**Exercise**
Every entry must be echoed exactly.
####################
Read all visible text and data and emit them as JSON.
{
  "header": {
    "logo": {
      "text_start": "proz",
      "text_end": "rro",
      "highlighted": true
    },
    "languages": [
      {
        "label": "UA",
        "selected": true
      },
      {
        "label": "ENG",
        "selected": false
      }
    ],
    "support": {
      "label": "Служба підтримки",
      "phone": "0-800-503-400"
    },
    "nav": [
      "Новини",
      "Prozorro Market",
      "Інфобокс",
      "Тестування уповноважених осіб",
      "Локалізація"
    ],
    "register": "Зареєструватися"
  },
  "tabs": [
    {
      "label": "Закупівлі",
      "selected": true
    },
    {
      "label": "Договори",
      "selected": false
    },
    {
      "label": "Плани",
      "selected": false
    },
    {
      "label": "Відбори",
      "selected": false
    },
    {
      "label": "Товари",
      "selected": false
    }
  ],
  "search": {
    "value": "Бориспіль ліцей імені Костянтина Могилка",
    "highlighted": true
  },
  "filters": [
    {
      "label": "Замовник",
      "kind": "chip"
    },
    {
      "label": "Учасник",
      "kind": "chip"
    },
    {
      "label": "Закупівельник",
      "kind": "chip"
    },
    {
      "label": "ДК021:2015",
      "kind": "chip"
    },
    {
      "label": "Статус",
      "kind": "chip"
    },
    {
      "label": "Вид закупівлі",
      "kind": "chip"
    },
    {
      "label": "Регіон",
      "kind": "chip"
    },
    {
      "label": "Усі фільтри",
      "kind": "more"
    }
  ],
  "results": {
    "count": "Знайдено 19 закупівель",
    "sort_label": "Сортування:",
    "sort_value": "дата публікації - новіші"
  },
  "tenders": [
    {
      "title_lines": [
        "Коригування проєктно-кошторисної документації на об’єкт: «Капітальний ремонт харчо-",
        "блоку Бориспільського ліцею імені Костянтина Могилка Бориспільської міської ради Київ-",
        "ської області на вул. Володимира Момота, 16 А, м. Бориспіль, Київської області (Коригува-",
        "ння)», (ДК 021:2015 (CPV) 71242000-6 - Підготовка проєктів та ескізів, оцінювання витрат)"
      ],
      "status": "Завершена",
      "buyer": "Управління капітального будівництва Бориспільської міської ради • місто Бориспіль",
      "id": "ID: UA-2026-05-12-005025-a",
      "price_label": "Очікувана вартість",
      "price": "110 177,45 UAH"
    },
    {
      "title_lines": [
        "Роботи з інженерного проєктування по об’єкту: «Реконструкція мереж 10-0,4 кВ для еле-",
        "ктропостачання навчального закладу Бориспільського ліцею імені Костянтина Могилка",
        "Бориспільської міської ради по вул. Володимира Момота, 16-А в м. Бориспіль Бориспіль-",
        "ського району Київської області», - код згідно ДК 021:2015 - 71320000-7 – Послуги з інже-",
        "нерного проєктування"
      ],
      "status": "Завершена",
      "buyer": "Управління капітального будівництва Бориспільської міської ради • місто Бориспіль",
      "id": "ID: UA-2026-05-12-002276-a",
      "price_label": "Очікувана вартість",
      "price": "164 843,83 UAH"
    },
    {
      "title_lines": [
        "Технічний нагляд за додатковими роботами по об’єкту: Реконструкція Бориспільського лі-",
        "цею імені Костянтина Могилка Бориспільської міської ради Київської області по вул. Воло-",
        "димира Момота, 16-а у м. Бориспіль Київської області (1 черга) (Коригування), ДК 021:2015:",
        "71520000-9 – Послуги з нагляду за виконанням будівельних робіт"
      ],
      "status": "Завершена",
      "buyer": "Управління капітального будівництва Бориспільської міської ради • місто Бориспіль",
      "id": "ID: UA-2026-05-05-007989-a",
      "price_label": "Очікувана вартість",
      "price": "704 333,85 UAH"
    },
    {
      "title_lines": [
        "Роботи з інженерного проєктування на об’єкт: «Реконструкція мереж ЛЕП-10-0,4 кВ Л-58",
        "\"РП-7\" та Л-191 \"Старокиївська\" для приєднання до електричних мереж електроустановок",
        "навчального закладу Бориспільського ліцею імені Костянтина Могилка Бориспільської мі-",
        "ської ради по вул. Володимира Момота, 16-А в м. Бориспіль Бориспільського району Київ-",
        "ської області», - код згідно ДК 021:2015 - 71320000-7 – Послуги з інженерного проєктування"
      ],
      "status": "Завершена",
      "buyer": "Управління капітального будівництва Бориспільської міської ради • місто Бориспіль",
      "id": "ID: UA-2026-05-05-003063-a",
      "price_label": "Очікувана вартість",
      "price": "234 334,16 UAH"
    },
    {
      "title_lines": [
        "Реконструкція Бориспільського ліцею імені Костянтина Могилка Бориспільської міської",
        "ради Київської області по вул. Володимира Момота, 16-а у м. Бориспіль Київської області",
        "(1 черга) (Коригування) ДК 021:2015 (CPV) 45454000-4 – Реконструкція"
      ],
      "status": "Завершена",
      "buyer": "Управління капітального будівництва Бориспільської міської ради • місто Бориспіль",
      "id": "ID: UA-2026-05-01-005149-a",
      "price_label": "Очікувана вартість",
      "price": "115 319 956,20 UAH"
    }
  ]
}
####################
**Output of the exercise**
Read all visible text and data and emit them as JSON.
{
  "header": {
    "logo": {
      "text_start": "proz",
      "text_end": "rro",
      "highlighted": true
    },
    "languages": [
      {
        "label": "UA",
        "selected": true
      },
      {
        "label": "ENG",
        "selected": false
      }
    ],
    "support": {
      "label": "Служба підтримки",
      "phone": "0-800-503-400"
    },
    "nav": [
      "Новини",
      "Prozorro Market",
      "Інфобокс",
      "Тестування уповноважених осіб",
      "Локалізація"
    ],
    "register": "Зареєструватися"
  },
  "tabs": [
    {
      "label": "Закупівлі",
      "selected": true
    },
    {
      "label": "Договори",
      "selected": false
    },
    {
      "label": "Плани",
      "selected": false
    },
    {
      "label": "Відбори",
      "selected": false
    },
    {
      "label": "Товари",
      "selected": false
    }
  ],
  "search": {
    "value": "Бориспіль ліцей імені Костянтина Могилка",
    "highlighted": true
  },
  "filters": [
    {
      "label": "Замовник",
      "kind": "chip"
    },
    {
      "label": "Учасник",
      "kind": "chip"
    },
    {
      "label": "Закупівельник",
      "kind": "chip"
    },
    {
      "label": "ДК021:2015",
      "kind": "chip"
    },
    {
      "label": "Статус",
      "kind": "chip"
    },
    {
      "label": "Вид закупівлі",
      "kind": "chip"
    },
    {
      "label": "Регіон",
      "kind": "chip"
    },
    {
      "label": "Усі фільтри",
      "kind": "more"
    }
  ],
  "results": {
    "count": "Знайдено 19 закупівель",
    "sort_label": "Сортування:",
    "sort_value": "дата публікації - новіші"
  },
  "tenders": [
    {
      "title_lines": [
        "Коригування проєктно-кошторисної документації на об’єкт: «Капітальний ремонт харчо-",
        "блоку Бориспільського ліцею імені Костянтина Могилка Бориспільської міської ради Київ-",
        "ської області на вул. Володимира Момота, 16 А, м. Бориспіль, Київської області (Коригува-",
        "ння)», (ДК 021:2015 (CPV) 71242000-6 - Підготовка проєктів та ескізів, оцінювання витрат)"
      ],
      "status": "Завершена",
      "buyer": "Управління капітального будівництва Бориспільської міської ради • місто Бориспіль",
      "id": "ID: UA-2026-05-12-005025-a",
      "price_label": "Очікувана вартість",
      "price": "110 177,45 UAH"
    },
    {
      "title_lines": [
        "Роботи з інженерного проєктування по об’єкту: «Реконструкція мереж 10-0,4 кВ для еле-",
        "ктропостачання навчального закладу Бориспільського ліцею імені Костянтина Могилка",
        "Бориспільської міської ради по вул. Володимира Момота, 16-А в м. Бориспіль Бориспіль-",
        "ського району Київської області», - код згідно ДК 021:2015 - 71320000-7 – Послуги з інже-",
        "нерного проєктування"
      ],
      "status": "Завершена",
      "buyer": "Управління капітального будівництва Бориспільської міської ради • місто Бориспіль",
      "id": "ID: UA-2026-05-12-002276-a",
      "price_label": "Очікувана вартість",
      "price": "164 843,83 UAH"
    },
    {
      "title_lines": [
        "Технічний нагляд за додатковими роботами по об’єкту: Реконструкція Бориспільського лі-",
        "цею імені Костянтина Могилка Бориспільської міської ради Київської області по вул. Воло-",
        "димира Момота, 16-а у м. Бориспіль Київської області (1 черга) (Коригування), ДК 021:2015:",
        "71520000-9 – Послуги з нагляду за виконанням будівельних робіт"
      ],
      "status": "Завершена",
      "buyer": "Управління капітального будівництва Бориспільської міської ради • місто Бориспіль",
      "id": "ID: UA-2026-05-05-007989-a",
      "price_label": "Очікувана вартість",
      "price": "704 333,85 UAH"
    },
    {
      "title_lines": [
        "Роботи з інженерного проєктування на об’єкт: «Реконструкція мереж ЛЕП-10-0,4 кВ Л-58",
        "\"РП-7\" та Л-191 \"Старокиївська\" для приєднання до електричних мереж електроустановок",
        "навчального закладу Бориспільського ліцею імені Костянтина Могилка Бориспільської мі-",
        "ської ради по вул. Володимира Момота, 16-А в м. Бориспіль Бориспільського району Київ-",
        "ської області», - код згідно ДК 021:2015 - 71320000-7 – Послуги з інженерного проєктування"
      ],
      "status": "Завершена",
      "buyer": "Управління капітального будівництва Бориспільської міської ради • місто Бориспіль",
      "id": "ID: UA-2026-05-05-003063-a",
      "price_label": "Очікувана вартість",
      "price": "234 334,16 UAH"
    },
    {
      "title_lines": [
        "Реконструкція Бориспільського ліцею імені Костянтина Могилка Бориспільської міської",
        "ради Київської області по вул. Володимира Момота, 16-а у м. Бориспіль Київської області",
        "(1 черга) (Коригування) ДК 021:2015 (CPV) 45454000-4 – Реконструкція"
      ],
      "status": "Завершена",
      "buyer": "Управління капітального будівництва Бориспільської міської ради • місто Бориспіль",
      "id": "ID: UA-2026-05-01-005149-a",
      "price_label": "Очікувана вартість",
      "price": "115 319 956,20 UAH"
    }
  ]
}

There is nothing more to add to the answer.